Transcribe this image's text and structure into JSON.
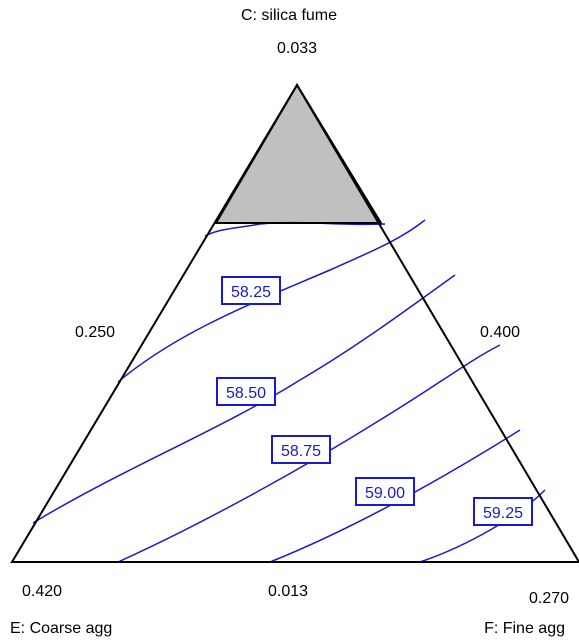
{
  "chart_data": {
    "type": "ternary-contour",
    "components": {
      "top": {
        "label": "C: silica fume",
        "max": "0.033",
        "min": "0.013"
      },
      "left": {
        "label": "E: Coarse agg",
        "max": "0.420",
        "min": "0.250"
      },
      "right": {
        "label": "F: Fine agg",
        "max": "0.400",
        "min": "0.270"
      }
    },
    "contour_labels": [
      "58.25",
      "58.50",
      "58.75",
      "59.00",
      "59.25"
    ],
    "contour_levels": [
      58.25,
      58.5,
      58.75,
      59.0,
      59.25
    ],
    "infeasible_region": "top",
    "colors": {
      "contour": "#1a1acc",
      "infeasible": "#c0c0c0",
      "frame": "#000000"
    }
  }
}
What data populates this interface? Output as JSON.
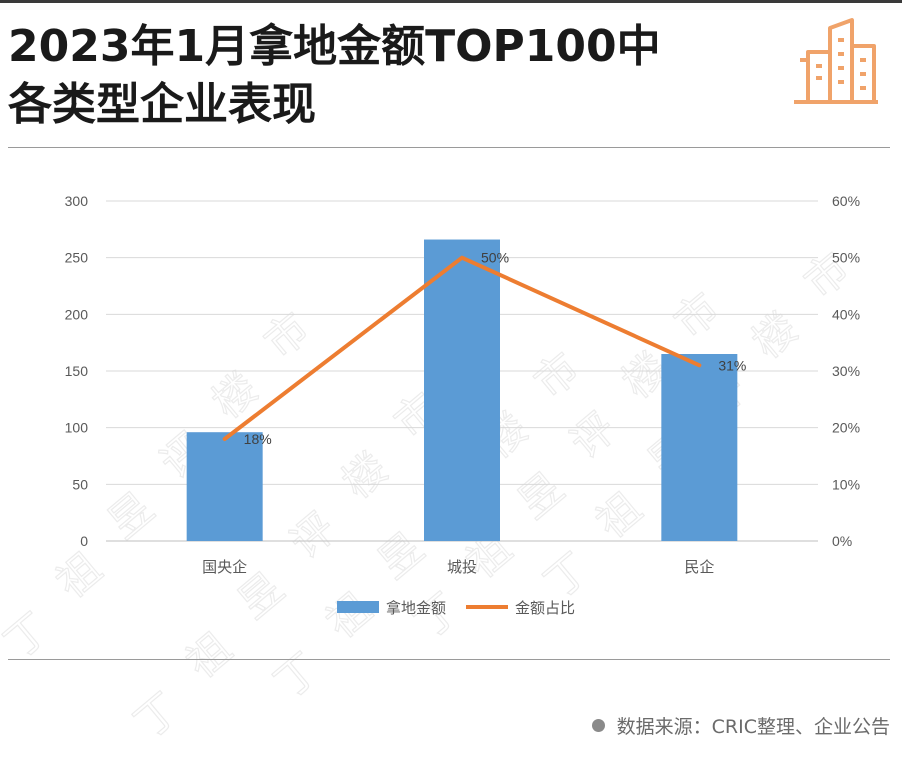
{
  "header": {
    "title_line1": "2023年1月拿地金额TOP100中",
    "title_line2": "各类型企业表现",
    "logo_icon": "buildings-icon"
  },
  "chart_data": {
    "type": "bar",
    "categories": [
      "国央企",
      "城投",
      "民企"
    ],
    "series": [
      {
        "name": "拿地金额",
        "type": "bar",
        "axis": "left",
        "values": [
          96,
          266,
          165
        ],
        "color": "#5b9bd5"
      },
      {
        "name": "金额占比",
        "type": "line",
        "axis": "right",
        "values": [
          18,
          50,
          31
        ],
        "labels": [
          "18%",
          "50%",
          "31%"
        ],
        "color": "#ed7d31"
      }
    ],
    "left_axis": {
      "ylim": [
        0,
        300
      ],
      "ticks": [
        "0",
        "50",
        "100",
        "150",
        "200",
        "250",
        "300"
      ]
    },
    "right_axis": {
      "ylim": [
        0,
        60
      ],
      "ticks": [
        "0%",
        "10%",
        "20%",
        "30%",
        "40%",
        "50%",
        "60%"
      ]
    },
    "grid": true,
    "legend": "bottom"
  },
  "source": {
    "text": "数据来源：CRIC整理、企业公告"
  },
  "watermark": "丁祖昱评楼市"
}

----------

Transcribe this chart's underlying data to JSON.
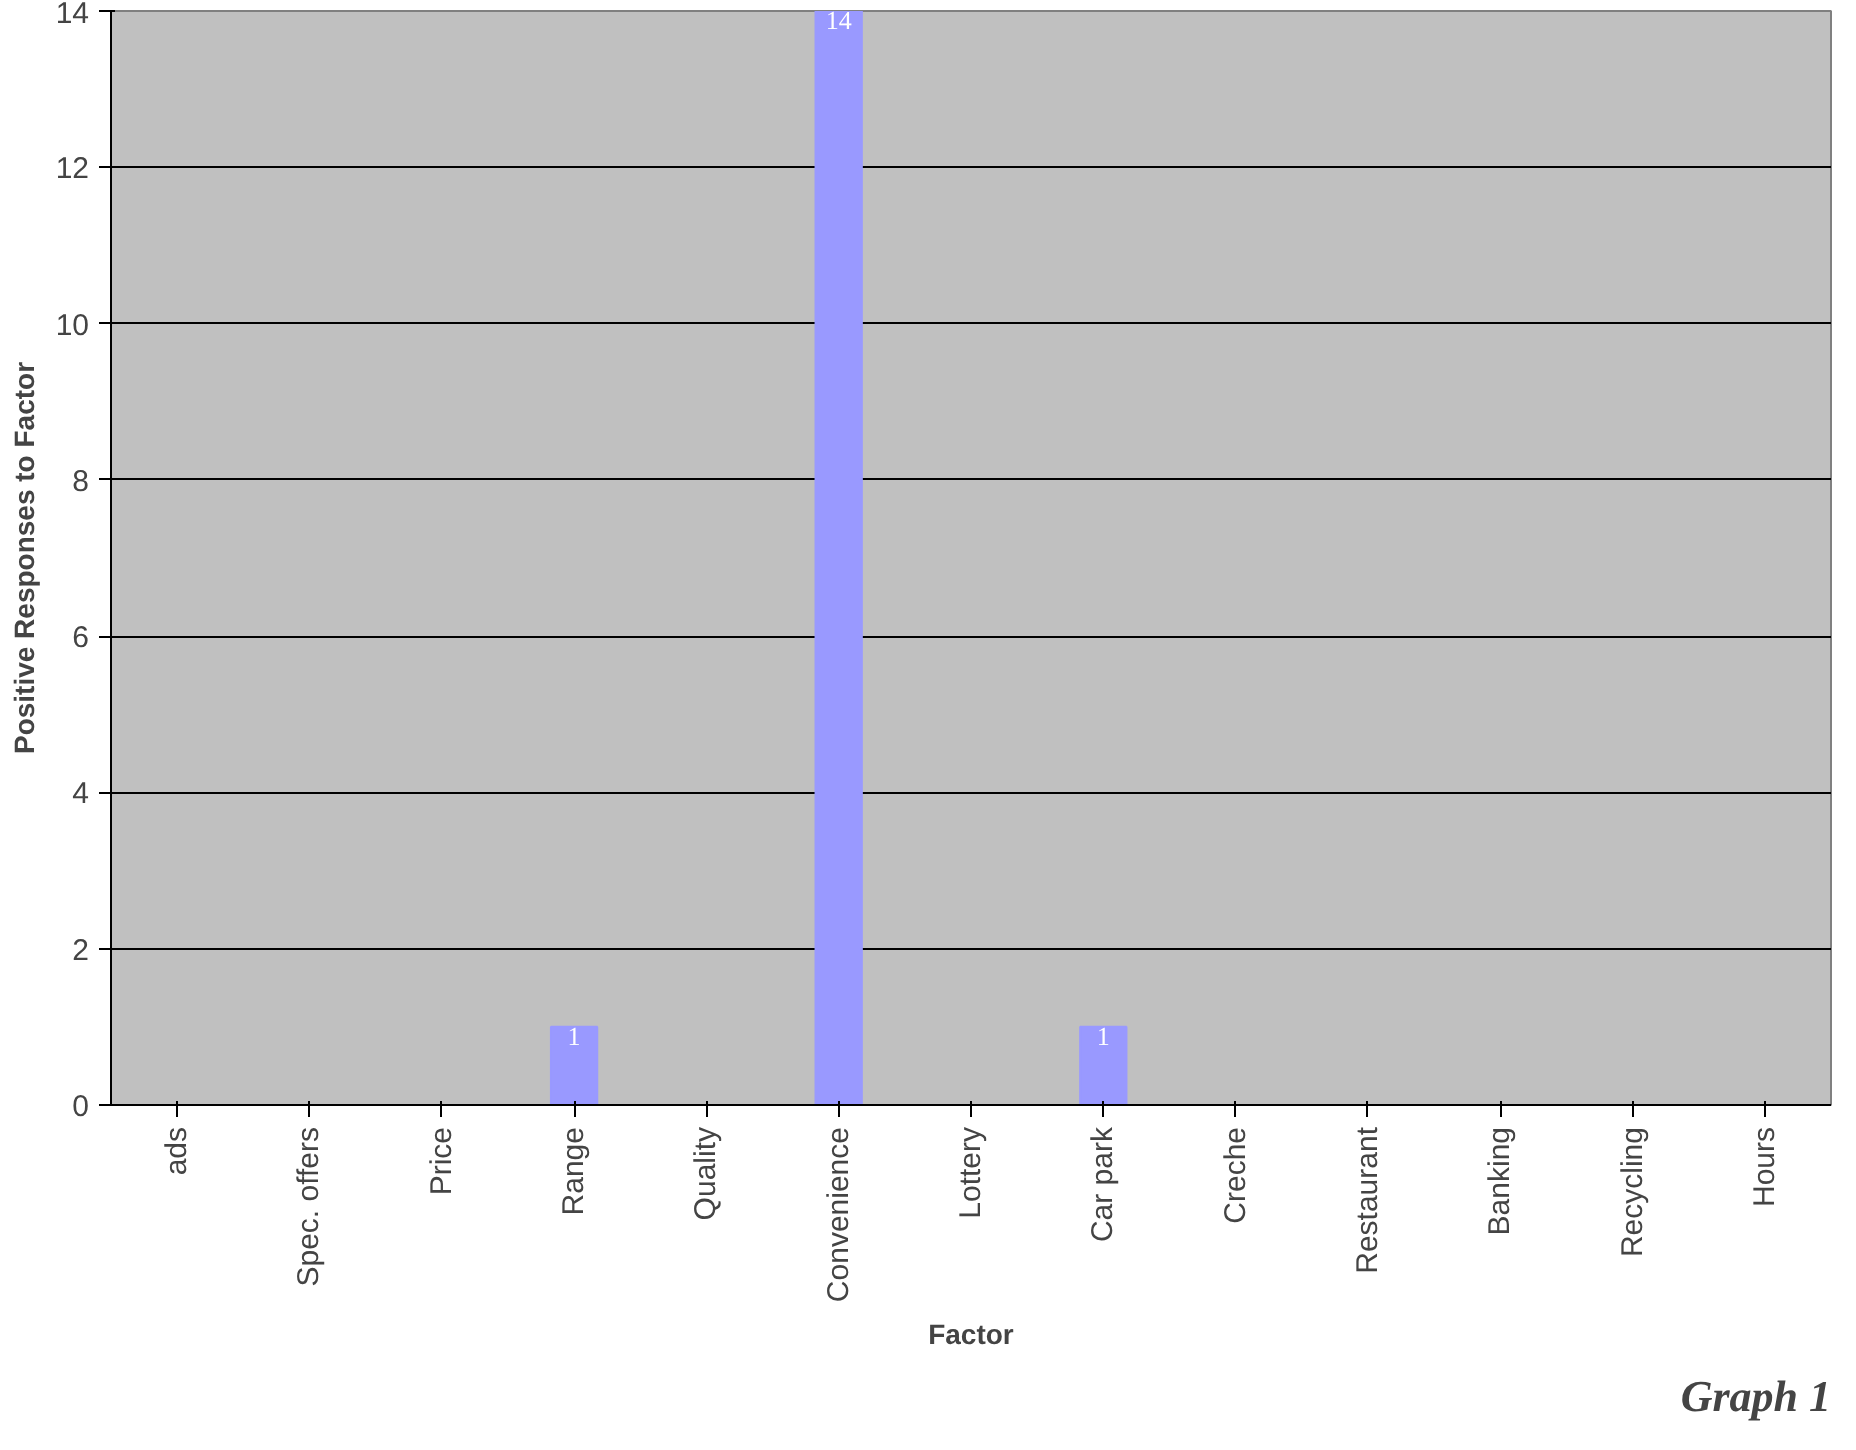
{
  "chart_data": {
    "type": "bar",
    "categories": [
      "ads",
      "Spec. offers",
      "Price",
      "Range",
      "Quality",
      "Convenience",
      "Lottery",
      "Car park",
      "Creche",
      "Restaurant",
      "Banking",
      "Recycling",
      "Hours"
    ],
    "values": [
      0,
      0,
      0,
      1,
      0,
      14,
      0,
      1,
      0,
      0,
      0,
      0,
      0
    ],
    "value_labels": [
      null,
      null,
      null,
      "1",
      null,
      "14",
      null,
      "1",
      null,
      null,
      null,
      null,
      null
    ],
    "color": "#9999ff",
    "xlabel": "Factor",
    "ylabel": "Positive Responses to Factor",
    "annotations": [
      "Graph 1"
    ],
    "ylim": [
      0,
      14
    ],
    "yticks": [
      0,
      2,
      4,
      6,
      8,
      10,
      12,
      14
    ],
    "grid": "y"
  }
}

----------

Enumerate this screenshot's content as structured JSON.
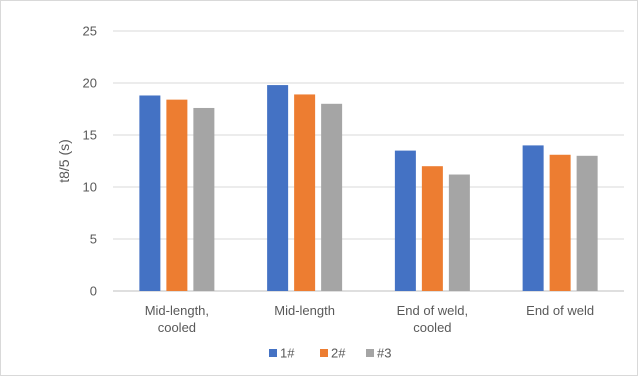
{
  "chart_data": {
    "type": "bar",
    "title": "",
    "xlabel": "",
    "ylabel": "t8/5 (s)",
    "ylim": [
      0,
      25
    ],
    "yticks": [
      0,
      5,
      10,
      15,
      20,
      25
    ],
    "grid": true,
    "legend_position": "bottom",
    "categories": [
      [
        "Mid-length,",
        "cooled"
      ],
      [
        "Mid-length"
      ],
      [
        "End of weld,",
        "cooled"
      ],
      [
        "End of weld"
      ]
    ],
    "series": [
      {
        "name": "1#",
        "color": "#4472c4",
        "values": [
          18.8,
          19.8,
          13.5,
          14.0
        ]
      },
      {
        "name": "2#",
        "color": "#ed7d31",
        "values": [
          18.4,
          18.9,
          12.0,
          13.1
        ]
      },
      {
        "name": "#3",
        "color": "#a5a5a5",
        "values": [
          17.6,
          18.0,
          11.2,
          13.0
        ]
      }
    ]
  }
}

----------

— WHAT IS EXPECTED —
Using the records above, gather all lines where the string "ylabel" is present.

— RESULT —
    "ylabel": "Positive Responses to Factor",
    "ylabel": "t8/5 (s)",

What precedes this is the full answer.